GIVEN INSTRUCTION: Every line that includes the word "баба" is to be listed.

DATASET:
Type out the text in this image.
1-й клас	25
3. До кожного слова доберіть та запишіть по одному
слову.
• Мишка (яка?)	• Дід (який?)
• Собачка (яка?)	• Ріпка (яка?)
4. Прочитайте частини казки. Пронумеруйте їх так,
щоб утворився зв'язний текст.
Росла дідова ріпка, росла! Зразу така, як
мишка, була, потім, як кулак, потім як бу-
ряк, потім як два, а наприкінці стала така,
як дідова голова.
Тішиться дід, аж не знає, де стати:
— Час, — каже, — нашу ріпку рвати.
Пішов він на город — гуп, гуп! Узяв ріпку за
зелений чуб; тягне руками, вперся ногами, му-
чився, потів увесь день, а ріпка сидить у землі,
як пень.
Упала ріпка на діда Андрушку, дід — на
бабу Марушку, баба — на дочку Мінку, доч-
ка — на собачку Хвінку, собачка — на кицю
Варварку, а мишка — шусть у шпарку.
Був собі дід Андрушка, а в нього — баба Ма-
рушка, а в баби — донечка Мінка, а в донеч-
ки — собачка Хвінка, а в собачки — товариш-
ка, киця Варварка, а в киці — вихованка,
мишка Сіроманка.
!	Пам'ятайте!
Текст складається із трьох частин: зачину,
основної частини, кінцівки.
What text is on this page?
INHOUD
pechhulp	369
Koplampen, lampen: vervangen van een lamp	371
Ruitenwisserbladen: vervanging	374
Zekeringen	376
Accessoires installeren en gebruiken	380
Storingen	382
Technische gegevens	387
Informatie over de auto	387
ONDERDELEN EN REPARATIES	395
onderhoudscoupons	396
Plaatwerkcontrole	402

COMPLETE OUTPUT:
бабу Марушку, баба — на дочку Мінку, доч-
Був собі дід Андрушка, а в нього — баба Ма-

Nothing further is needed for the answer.